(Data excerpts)
┏━━
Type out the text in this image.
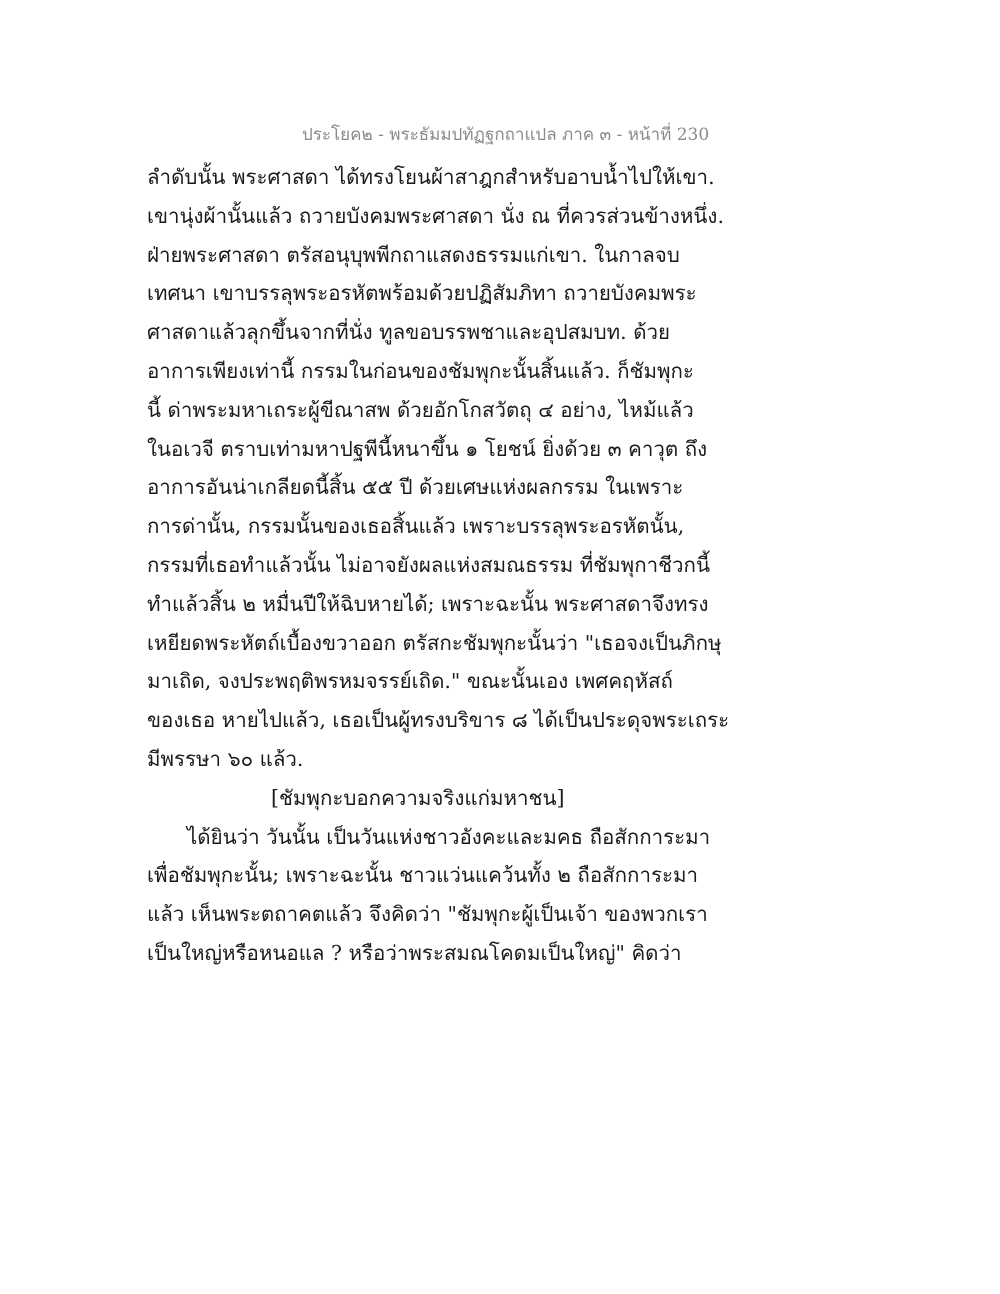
ประโยค๒ - พระธัมมปทัฏฐกถาแปล ภาค ๓ - หน้าที่ 230
ลำดับนั้น พระศาสดา ได้ทรงโยนผ้าสาฎกสำหรับอาบน้ำไปให้เขา.
เขานุ่งผ้านั้นแล้ว ถวายบังคมพระศาสดา นั่ง ณ ที่ควรส่วนข้างหนึ่ง.
ฝ่ายพระศาสดา ตรัสอนุบุพพีกถาแสดงธรรมแก่เขา. ในกาลจบ
เทศนา เขาบรรลุพระอรหัตพร้อมด้วยปฏิสัมภิทา ถวายบังคมพระ
ศาสดาแล้วลุกขึ้นจากที่นั่ง ทูลขอบรรพชาและอุปสมบท. ด้วย
อาการเพียงเท่านี้ กรรมในก่อนของชัมพุกะนั้นสิ้นแล้ว. ก็ชัมพุกะ
นี้ ด่าพระมหาเถระผู้ขีณาสพ ด้วยอักโกสวัตถุ ๔ อย่าง, ไหม้แล้ว
ในอเวจี ตราบเท่ามหาปฐพีนี้หนาขึ้น ๑ โยชน์ ยิ่งด้วย ๓ คาวุต ถึง
อาการอันน่าเกลียดนี้สิ้น ๕๕ ปี ด้วยเศษแห่งผลกรรม ในเพราะ
การด่านั้น, กรรมนั้นของเธอสิ้นแล้ว เพราะบรรลุพระอรหัตนั้น,
กรรมที่เธอทำแล้วนั้น ไม่อาจยังผลแห่งสมณธรรม ที่ชัมพุกาชีวกนี้
ทำแล้วสิ้น ๒ หมื่นปีให้ฉิบหายได้; เพราะฉะนั้น พระศาสดาจึงทรง
เหยียดพระหัตถ์เบื้องขวาออก ตรัสกะชัมพุกะนั้นว่า "เธอจงเป็นภิกษุ
มาเถิด, จงประพฤติพรหมจรรย์เถิด." ขณะนั้นเอง เพศคฤหัสถ์
ของเธอ หายไปแล้ว, เธอเป็นผู้ทรงบริขาร ๘ ได้เป็นประดุจพระเถระ
มีพรรษา ๖๐ แล้ว.
[ชัมพุกะบอกความจริงแก่มหาชน]
ได้ยินว่า วันนั้น เป็นวันแห่งชาวอังคะและมคธ ถือสักการะมา
เพื่อชัมพุกะนั้น; เพราะฉะนั้น ชาวแว่นแคว้นทั้ง ๒ ถือสักการะมา
แล้ว เห็นพระตถาคตแล้ว จึงคิดว่า "ชัมพุกะผู้เป็นเจ้า ของพวกเรา
เป็นใหญ่หรือหนอแล ? หรือว่าพระสมณโคดมเป็นใหญ่" คิดว่า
┗━━
WHAT YOU NEED TO DO -
Wherever a line in the data above holds "กการะมา", copy that line.

WRITTEN REPLY -
ได้ยินว่า วันนั้น เป็นวันแห่งชาวอังคะและมคธ ถือสักการะมา
เพื่อชัมพุกะนั้น; เพราะฉะนั้น ชาวแว่นแคว้นทั้ง ๒ ถือสักการะมา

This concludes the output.